## Task prompt
Say how many lines in the records include the string "JSON", adding no other words.

## Records for this task
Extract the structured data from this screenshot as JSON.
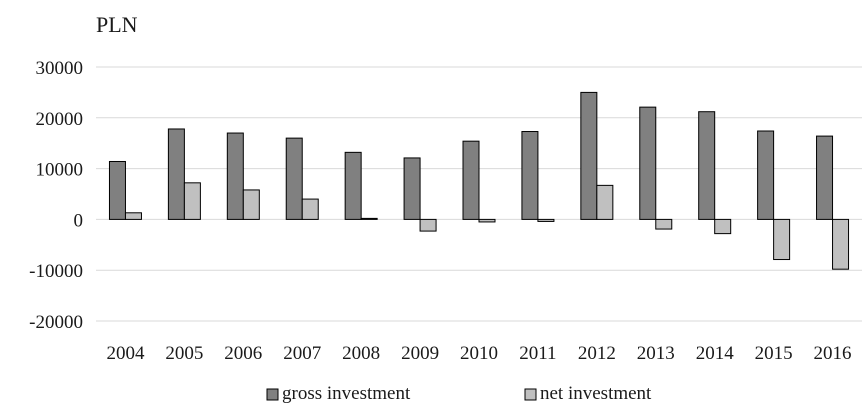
{
  "chart_data": {
    "type": "bar",
    "unit_label": "PLN",
    "categories": [
      "2004",
      "2005",
      "2006",
      "2007",
      "2008",
      "2009",
      "2010",
      "2011",
      "2012",
      "2013",
      "2014",
      "2015",
      "2016"
    ],
    "series": [
      {
        "name": "gross investment",
        "color": "#808080",
        "values": [
          11400,
          17800,
          17000,
          16000,
          13200,
          12100,
          15400,
          17300,
          25000,
          22100,
          21200,
          17400,
          16400
        ]
      },
      {
        "name": "net investment",
        "color": "#c0c0c0",
        "values": [
          1300,
          7200,
          5800,
          4000,
          200,
          -2300,
          -500,
          -400,
          6700,
          -1900,
          -2800,
          -7900,
          -9800
        ]
      }
    ],
    "ylim": [
      -20000,
      30000
    ],
    "yticks": [
      "30000",
      "20000",
      "10000",
      "0",
      "-10000",
      "-20000"
    ],
    "ytick_values": [
      30000,
      20000,
      10000,
      0,
      -10000,
      -20000
    ],
    "grid": true,
    "legend": "bottom"
  }
}
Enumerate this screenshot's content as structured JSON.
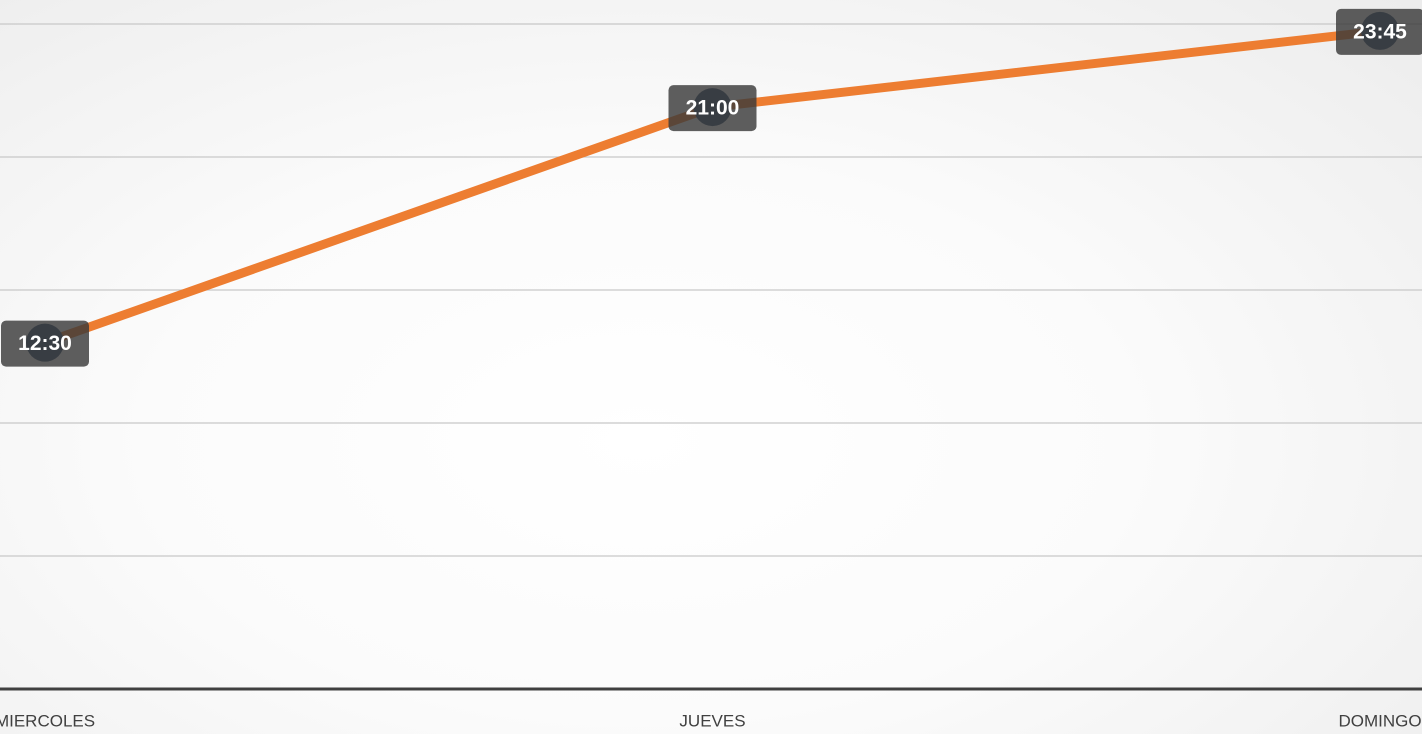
{
  "chart_data": {
    "type": "line",
    "categories": [
      "MIERCOLES",
      "JUEVES",
      "DOMINGO"
    ],
    "values": [
      12.5,
      21,
      23.75
    ],
    "value_labels": [
      "12:30",
      "21:00",
      "23:45"
    ],
    "color": "#ed7d31",
    "ylim": [
      0,
      24
    ],
    "yticks": [
      0,
      4.8,
      9.6,
      14.4,
      19.2,
      24
    ],
    "grid": true
  }
}
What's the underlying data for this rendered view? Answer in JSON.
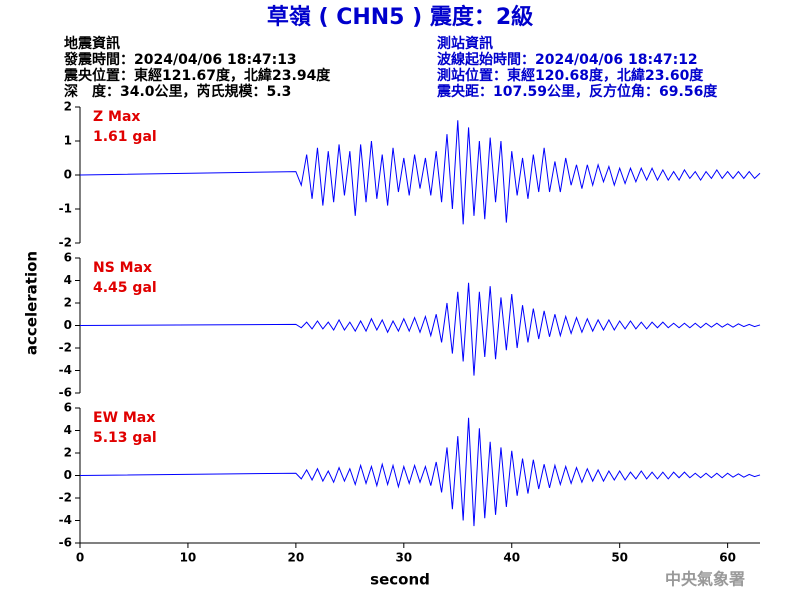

## The response
3